╭──

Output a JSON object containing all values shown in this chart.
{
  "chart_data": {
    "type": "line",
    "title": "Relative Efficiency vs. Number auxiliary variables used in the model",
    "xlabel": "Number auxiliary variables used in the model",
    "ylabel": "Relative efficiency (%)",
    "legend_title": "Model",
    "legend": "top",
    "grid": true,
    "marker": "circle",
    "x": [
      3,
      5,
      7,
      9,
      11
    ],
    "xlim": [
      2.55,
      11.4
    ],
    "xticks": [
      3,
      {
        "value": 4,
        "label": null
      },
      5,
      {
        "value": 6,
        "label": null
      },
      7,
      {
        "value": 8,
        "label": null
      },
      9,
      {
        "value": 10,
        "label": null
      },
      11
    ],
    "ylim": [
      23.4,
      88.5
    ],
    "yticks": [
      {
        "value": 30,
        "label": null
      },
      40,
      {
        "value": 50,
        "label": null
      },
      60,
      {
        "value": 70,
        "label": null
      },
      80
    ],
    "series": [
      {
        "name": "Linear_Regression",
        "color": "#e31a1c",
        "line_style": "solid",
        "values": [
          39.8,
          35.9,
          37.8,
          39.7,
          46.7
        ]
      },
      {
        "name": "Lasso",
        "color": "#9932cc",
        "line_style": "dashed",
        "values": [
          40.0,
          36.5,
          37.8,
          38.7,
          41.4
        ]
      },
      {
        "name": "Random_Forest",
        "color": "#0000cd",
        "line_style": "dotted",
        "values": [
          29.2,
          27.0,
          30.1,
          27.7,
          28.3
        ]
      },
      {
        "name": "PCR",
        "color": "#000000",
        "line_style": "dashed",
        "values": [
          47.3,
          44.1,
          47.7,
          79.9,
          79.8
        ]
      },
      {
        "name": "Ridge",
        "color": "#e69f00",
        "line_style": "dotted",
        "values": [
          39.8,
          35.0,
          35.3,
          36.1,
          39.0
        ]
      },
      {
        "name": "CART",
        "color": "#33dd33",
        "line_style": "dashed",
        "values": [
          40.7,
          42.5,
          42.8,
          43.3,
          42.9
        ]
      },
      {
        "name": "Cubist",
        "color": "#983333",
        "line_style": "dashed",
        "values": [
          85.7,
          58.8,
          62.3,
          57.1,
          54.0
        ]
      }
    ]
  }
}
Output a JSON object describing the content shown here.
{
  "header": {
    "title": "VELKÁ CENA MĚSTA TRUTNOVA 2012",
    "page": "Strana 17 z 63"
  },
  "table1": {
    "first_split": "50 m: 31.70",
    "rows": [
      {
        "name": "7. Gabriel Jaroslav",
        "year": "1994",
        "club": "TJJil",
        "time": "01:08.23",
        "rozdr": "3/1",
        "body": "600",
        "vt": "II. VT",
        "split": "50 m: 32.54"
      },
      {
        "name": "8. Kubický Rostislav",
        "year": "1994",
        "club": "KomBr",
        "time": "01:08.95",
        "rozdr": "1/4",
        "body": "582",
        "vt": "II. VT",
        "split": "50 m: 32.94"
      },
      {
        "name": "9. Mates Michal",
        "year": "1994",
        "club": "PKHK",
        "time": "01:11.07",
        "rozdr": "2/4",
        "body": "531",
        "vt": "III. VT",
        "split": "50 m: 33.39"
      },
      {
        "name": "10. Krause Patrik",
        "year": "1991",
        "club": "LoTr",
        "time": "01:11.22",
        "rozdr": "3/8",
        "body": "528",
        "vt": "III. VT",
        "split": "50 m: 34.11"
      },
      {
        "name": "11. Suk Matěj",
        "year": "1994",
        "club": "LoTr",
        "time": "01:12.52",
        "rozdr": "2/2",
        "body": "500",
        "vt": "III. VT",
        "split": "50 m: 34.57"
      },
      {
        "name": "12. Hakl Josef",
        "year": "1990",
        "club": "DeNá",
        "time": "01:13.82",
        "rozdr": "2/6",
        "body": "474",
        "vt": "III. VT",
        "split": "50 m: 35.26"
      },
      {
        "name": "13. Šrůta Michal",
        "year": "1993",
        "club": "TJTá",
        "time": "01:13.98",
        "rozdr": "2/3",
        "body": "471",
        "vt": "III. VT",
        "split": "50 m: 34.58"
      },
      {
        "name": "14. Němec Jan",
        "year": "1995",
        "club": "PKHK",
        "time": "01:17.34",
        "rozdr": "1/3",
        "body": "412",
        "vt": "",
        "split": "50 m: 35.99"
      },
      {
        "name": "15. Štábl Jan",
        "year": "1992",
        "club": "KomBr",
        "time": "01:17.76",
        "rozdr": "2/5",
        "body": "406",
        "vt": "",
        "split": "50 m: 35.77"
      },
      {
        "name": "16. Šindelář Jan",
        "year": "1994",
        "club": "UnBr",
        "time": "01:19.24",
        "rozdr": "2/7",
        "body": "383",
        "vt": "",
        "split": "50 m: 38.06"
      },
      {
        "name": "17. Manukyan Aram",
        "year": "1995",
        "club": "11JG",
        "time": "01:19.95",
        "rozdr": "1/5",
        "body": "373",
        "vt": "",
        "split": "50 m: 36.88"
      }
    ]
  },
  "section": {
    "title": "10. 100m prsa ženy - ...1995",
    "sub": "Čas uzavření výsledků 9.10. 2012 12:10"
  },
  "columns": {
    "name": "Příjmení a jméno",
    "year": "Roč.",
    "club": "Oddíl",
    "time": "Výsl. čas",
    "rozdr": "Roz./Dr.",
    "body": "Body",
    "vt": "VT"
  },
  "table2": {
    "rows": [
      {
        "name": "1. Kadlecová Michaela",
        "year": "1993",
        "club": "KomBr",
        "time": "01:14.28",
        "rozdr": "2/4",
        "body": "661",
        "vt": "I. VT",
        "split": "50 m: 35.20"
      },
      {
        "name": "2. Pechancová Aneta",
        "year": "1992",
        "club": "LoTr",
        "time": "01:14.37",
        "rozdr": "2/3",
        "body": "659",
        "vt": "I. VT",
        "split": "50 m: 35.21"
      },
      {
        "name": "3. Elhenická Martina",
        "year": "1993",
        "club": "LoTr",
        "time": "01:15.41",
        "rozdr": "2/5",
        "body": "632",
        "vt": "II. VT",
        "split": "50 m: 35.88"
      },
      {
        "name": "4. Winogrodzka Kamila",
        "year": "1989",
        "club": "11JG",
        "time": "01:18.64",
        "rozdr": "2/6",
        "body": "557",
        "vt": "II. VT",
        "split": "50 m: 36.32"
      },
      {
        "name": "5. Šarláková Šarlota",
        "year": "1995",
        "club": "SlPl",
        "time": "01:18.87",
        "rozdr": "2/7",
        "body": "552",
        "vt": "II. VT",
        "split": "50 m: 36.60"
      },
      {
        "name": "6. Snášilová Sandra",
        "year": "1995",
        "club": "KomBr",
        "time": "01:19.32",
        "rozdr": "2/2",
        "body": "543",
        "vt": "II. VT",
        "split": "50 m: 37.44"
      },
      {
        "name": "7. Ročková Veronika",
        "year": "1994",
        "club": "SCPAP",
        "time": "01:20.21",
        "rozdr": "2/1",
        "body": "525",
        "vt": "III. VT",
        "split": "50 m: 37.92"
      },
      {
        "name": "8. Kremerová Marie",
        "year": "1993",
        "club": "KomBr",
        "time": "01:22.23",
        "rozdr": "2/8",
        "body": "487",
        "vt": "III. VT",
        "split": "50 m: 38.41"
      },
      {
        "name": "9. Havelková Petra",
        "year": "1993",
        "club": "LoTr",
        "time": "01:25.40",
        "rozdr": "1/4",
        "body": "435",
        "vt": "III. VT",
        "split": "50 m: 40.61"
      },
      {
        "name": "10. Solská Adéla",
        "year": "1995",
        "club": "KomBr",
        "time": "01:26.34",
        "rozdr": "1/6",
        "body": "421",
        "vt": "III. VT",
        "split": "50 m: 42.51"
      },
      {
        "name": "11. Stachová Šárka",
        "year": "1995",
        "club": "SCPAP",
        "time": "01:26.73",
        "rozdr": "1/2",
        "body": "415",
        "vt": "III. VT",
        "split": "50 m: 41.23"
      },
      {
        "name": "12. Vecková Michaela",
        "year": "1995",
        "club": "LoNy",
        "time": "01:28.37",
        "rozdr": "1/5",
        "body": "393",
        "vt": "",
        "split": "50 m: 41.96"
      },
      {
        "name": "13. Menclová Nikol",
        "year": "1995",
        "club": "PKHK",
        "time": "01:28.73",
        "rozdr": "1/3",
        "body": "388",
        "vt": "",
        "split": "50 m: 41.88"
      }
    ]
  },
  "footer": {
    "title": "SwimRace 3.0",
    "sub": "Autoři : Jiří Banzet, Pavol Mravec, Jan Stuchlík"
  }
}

╰──

Task to complete: Show the lines of the records that contain the word "Number".

The output:
    "title": "Relative Efficiency vs. Number auxiliary variables used in the model",
    "xlabel": "Number auxiliary variables used in the model",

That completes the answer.